(Data excerpts)
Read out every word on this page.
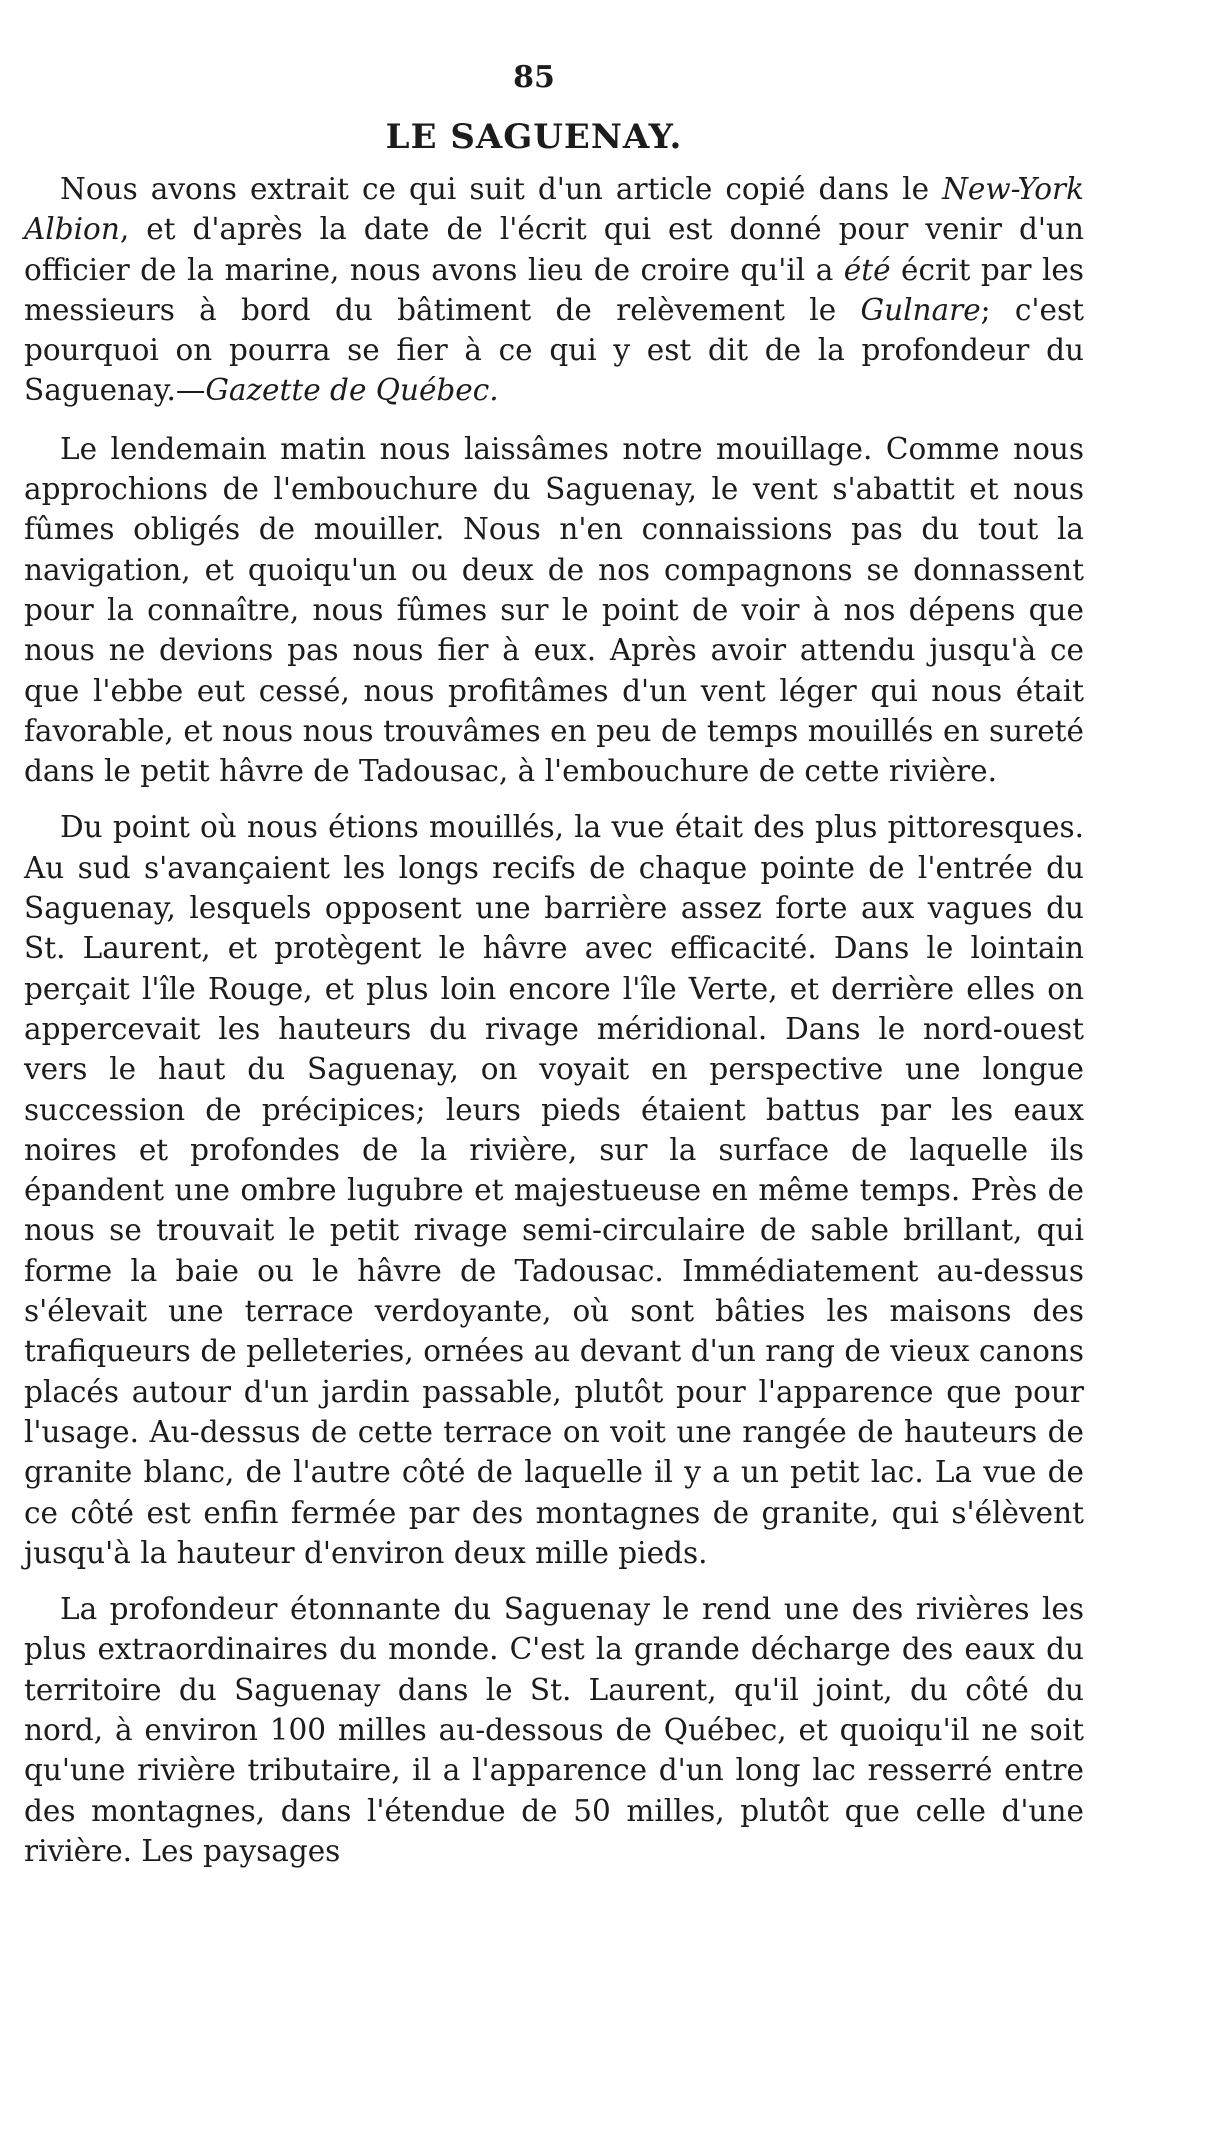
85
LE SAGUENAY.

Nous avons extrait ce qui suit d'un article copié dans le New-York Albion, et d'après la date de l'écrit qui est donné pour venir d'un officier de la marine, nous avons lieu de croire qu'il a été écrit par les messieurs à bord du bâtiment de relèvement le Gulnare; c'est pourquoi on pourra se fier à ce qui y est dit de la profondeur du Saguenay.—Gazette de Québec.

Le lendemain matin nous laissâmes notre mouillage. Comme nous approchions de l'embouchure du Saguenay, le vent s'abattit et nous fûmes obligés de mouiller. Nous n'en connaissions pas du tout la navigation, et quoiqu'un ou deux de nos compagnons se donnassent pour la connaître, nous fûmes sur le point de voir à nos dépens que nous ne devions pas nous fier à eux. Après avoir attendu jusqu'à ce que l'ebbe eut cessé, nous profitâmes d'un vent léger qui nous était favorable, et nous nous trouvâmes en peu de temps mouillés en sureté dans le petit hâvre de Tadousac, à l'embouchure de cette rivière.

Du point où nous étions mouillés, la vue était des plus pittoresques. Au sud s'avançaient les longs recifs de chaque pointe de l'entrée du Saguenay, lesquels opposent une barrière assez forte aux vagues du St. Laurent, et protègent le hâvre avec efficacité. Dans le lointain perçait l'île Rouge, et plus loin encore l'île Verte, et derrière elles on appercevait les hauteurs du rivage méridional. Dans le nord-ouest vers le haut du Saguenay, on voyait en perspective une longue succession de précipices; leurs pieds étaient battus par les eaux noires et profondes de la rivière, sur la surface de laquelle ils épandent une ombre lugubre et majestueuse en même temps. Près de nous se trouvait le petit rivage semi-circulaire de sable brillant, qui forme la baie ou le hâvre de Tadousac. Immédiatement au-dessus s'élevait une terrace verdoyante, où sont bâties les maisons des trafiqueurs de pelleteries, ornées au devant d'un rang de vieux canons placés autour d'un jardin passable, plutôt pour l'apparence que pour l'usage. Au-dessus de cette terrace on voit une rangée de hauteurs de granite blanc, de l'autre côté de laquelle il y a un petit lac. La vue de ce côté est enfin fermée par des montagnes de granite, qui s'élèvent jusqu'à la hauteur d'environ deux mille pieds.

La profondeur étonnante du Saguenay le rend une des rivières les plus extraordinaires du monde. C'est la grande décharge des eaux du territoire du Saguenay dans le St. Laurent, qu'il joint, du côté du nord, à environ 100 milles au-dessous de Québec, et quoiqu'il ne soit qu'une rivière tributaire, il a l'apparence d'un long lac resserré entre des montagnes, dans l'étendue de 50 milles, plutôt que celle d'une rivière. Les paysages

Objective: Without the pictures, write out the whole listing above exactly as it appears.

Complete output:
Read out every word on this page.
85
LE SAGUENAY.

Nous avons extrait ce qui suit d'un article copié dans le New-York Albion, et d'après la date de l'écrit qui est donné pour venir d'un officier de la marine, nous avons lieu de croire qu'il a été écrit par les messieurs à bord du bâtiment de relèvement le Gulnare; c'est pourquoi on pourra se fier à ce qui y est dit de la profondeur du Saguenay.—Gazette de Québec.

Le lendemain matin nous laissâmes notre mouillage. Comme nous approchions de l'embouchure du Saguenay, le vent s'abattit et nous fûmes obligés de mouiller. Nous n'en connaissions pas du tout la navigation, et quoiqu'un ou deux de nos compagnons se donnassent pour la connaître, nous fûmes sur le point de voir à nos dépens que nous ne devions pas nous fier à eux. Après avoir attendu jusqu'à ce que l'ebbe eut cessé, nous profitâmes d'un vent léger qui nous était favorable, et nous nous trouvâmes en peu de temps mouillés en sureté dans le petit hâvre de Tadousac, à l'embouchure de cette rivière.

Du point où nous étions mouillés, la vue était des plus pittoresques. Au sud s'avançaient les longs recifs de chaque pointe de l'entrée du Saguenay, lesquels opposent une barrière assez forte aux vagues du St. Laurent, et protègent le hâvre avec efficacité. Dans le lointain perçait l'île Rouge, et plus loin encore l'île Verte, et derrière elles on appercevait les hauteurs du rivage méridional. Dans le nord-ouest vers le haut du Saguenay, on voyait en perspective une longue succession de précipices; leurs pieds étaient battus par les eaux noires et profondes de la rivière, sur la surface de laquelle ils épandent une ombre lugubre et majestueuse en même temps. Près de nous se trouvait le petit rivage semi-circulaire de sable brillant, qui forme la baie ou le hâvre de Tadousac. Immédiatement au-dessus s'élevait une terrace verdoyante, où sont bâties les maisons des trafiqueurs de pelleteries, ornées au devant d'un rang de vieux canons placés autour d'un jardin passable, plutôt pour l'apparence que pour l'usage. Au-dessus de cette terrace on voit une rangée de hauteurs de granite blanc, de l'autre côté de laquelle il y a un petit lac. La vue de ce côté est enfin fermée par des montagnes de granite, qui s'élèvent jusqu'à la hauteur d'environ deux mille pieds.

La profondeur étonnante du Saguenay le rend une des rivières les plus extraordinaires du monde. C'est la grande décharge des eaux du territoire du Saguenay dans le St. Laurent, qu'il joint, du côté du nord, à environ 100 milles au-dessous de Québec, et quoiqu'il ne soit qu'une rivière tributaire, il a l'apparence d'un long lac resserré entre des montagnes, dans l'étendue de 50 milles, plutôt que celle d'une rivière. Les paysages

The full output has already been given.